::: Extracted records :::

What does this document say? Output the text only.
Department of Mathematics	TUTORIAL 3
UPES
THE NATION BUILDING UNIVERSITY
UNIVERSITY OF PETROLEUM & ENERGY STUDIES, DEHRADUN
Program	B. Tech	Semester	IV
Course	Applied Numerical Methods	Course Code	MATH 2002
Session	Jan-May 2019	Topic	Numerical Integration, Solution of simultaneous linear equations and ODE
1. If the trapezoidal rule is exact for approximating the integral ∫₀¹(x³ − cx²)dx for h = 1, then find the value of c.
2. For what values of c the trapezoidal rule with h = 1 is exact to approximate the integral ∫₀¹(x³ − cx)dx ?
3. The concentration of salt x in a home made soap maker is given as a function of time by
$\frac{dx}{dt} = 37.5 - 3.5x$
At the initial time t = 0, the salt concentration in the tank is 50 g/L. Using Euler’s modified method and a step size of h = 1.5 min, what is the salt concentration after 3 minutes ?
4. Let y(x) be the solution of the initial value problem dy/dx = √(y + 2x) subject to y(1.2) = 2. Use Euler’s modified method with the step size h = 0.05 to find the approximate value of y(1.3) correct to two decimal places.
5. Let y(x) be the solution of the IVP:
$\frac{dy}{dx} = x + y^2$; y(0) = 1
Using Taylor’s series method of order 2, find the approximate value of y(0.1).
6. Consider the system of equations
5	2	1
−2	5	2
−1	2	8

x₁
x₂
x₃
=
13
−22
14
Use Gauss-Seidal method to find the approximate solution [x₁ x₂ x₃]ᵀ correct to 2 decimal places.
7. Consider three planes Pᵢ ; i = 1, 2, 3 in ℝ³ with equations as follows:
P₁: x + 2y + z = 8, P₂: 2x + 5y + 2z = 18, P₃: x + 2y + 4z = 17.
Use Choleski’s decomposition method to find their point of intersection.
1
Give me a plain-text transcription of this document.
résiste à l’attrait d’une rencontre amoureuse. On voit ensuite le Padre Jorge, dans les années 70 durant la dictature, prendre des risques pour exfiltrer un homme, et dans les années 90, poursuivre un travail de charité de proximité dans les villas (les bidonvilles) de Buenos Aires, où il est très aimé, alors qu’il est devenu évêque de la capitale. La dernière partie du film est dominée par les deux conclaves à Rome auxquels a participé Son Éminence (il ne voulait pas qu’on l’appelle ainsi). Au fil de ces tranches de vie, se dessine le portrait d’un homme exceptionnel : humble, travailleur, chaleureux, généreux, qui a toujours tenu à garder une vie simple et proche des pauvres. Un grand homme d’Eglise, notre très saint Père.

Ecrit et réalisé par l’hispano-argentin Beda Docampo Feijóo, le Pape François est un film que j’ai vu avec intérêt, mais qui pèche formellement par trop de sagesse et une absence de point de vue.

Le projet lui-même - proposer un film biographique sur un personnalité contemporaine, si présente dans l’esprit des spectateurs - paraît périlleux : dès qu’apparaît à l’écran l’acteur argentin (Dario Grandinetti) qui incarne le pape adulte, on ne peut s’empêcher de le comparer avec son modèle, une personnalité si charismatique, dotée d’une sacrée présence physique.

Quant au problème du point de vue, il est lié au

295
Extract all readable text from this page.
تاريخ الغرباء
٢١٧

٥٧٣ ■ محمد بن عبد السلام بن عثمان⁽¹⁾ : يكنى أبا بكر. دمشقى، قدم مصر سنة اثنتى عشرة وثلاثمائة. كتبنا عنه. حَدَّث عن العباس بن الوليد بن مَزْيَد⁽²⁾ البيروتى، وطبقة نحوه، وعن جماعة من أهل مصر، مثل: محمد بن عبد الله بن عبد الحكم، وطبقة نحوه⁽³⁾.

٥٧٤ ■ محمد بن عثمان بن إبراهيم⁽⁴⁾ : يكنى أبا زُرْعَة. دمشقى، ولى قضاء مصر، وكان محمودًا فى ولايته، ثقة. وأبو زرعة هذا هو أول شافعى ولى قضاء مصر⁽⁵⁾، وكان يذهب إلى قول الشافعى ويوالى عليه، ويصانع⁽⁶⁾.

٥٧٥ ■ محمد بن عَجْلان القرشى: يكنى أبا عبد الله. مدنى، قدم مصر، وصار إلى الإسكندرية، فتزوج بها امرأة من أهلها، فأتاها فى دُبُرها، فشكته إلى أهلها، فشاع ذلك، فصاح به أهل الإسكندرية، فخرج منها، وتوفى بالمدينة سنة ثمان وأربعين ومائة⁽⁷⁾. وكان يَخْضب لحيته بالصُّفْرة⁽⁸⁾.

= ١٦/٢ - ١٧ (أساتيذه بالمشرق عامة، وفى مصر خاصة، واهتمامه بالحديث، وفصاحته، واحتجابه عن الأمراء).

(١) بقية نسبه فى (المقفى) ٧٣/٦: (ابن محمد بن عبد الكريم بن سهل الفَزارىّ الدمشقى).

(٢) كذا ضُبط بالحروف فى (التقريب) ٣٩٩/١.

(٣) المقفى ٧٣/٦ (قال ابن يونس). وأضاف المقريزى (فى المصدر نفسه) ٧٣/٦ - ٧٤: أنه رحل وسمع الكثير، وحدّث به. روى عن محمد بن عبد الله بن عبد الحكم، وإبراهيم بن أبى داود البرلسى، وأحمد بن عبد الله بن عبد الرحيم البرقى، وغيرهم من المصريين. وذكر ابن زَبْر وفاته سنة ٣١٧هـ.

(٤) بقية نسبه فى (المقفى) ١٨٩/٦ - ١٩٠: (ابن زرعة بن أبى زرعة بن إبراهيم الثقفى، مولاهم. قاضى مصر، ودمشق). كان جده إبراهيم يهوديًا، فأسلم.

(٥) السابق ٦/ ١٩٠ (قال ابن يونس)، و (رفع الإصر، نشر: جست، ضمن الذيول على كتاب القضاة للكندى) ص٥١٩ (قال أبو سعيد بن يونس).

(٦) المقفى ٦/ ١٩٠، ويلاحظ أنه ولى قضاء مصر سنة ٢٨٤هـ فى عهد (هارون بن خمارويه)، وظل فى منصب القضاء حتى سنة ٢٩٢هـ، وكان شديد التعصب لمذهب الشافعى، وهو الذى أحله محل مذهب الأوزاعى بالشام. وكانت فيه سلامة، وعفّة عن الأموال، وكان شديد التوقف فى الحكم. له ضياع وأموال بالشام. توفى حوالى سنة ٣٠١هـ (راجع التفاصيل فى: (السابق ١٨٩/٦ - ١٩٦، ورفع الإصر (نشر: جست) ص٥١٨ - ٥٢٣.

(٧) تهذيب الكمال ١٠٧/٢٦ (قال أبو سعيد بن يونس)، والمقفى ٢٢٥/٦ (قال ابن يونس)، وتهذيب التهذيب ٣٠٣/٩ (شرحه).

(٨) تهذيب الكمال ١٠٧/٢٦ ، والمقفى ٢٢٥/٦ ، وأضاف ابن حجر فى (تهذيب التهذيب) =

:::

* **What you have to do**: Say how many lines above hold the word "بقية", giving only the count.

* **Output for this exercise**: 2